WHAT IS BEING ASKED: Nothing in the records may be left out or altered; reproduce them all exactly.

GIVEN ENTRIES:
*-*-*
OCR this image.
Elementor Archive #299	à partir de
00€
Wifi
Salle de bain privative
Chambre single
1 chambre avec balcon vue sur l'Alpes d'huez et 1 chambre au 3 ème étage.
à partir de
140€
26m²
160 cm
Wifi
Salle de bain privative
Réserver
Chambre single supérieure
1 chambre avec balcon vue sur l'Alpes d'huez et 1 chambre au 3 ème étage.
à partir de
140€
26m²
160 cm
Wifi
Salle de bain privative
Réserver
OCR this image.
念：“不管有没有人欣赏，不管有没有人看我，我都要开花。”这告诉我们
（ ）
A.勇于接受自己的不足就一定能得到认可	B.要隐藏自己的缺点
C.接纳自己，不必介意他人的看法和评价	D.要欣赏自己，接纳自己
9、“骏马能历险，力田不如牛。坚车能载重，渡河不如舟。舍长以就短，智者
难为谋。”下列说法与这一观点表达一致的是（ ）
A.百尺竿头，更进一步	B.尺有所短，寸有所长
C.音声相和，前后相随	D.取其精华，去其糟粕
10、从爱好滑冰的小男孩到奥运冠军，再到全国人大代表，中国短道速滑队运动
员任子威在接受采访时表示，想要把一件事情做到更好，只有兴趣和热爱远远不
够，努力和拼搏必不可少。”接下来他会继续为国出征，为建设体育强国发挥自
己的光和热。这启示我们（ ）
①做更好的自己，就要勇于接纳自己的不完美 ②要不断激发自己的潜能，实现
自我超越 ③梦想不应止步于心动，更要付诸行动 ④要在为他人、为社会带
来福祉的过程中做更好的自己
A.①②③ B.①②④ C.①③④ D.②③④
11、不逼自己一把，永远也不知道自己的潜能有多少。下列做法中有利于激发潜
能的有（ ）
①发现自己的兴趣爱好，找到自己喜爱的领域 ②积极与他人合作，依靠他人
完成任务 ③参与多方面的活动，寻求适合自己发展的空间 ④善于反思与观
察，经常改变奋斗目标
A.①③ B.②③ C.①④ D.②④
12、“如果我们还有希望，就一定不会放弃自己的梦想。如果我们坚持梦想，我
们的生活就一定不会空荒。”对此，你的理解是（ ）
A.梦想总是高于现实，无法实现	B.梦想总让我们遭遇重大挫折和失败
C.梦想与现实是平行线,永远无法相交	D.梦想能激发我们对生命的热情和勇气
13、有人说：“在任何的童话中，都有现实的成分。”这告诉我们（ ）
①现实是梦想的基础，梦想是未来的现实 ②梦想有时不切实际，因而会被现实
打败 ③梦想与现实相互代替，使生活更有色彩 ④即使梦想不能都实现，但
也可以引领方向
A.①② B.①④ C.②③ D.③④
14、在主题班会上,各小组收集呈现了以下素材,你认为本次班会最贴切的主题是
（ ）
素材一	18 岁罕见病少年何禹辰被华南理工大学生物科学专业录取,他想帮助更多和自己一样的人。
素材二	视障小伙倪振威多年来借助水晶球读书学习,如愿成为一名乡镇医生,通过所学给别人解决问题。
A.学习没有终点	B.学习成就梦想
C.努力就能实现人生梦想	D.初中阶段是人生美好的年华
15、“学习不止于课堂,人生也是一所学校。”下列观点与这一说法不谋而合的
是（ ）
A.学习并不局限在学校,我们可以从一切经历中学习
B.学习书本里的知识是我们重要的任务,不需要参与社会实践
*-*-*
EXERCISE OUTPUT:
OCR this image.
Elementor Archive #299	à partir de
00€
Wifi
Salle de bain privative
Chambre single
1 chambre avec balcon vue sur l'Alpes d'huez et 1 chambre au 3 ème étage.
à partir de
140€
26m²
160 cm
Wifi
Salle de bain privative
Réserver
Chambre single supérieure
1 chambre avec balcon vue sur l'Alpes d'huez et 1 chambre au 3 ème étage.
à partir de
140€
26m²
160 cm
Wifi
Salle de bain privative
Réserver
OCR this image.
念：“不管有没有人欣赏，不管有没有人看我，我都要开花。”这告诉我们
（ ）
A.勇于接受自己的不足就一定能得到认可	B.要隐藏自己的缺点
C.接纳自己，不必介意他人的看法和评价	D.要欣赏自己，接纳自己
9、“骏马能历险，力田不如牛。坚车能载重，渡河不如舟。舍长以就短，智者
难为谋。”下列说法与这一观点表达一致的是（ ）
A.百尺竿头，更进一步	B.尺有所短，寸有所长
C.音声相和，前后相随	D.取其精华，去其糟粕
10、从爱好滑冰的小男孩到奥运冠军，再到全国人大代表，中国短道速滑队运动
员任子威在接受采访时表示，想要把一件事情做到更好，只有兴趣和热爱远远不
够，努力和拼搏必不可少。”接下来他会继续为国出征，为建设体育强国发挥自
己的光和热。这启示我们（ ）
①做更好的自己，就要勇于接纳自己的不完美 ②要不断激发自己的潜能，实现
自我超越 ③梦想不应止步于心动，更要付诸行动 ④要在为他人、为社会带
来福祉的过程中做更好的自己
A.①②③ B.①②④ C.①③④ D.②③④
11、不逼自己一把，永远也不知道自己的潜能有多少。下列做法中有利于激发潜
能的有（ ）
①发现自己的兴趣爱好，找到自己喜爱的领域 ②积极与他人合作，依靠他人
完成任务 ③参与多方面的活动，寻求适合自己发展的空间 ④善于反思与观
察，经常改变奋斗目标
A.①③ B.②③ C.①④ D.②④
12、“如果我们还有希望，就一定不会放弃自己的梦想。如果我们坚持梦想，我
们的生活就一定不会空荒。”对此，你的理解是（ ）
A.梦想总是高于现实，无法实现	B.梦想总让我们遭遇重大挫折和失败
C.梦想与现实是平行线,永远无法相交	D.梦想能激发我们对生命的热情和勇气
13、有人说：“在任何的童话中，都有现实的成分。”这告诉我们（ ）
①现实是梦想的基础，梦想是未来的现实 ②梦想有时不切实际，因而会被现实
打败 ③梦想与现实相互代替，使生活更有色彩 ④即使梦想不能都实现，但
也可以引领方向
A.①② B.①④ C.②③ D.③④
14、在主题班会上,各小组收集呈现了以下素材,你认为本次班会最贴切的主题是
（ ）
素材一	18 岁罕见病少年何禹辰被华南理工大学生物科学专业录取,他想帮助更多和自己一样的人。
素材二	视障小伙倪振威多年来借助水晶球读书学习,如愿成为一名乡镇医生,通过所学给别人解决问题。
A.学习没有终点	B.学习成就梦想
C.努力就能实现人生梦想	D.初中阶段是人生美好的年华
15、“学习不止于课堂,人生也是一所学校。”下列观点与这一说法不谋而合的
是（ ）
A.学习并不局限在学校,我们可以从一切经历中学习
B.学习书本里的知识是我们重要的任务,不需要参与社会实践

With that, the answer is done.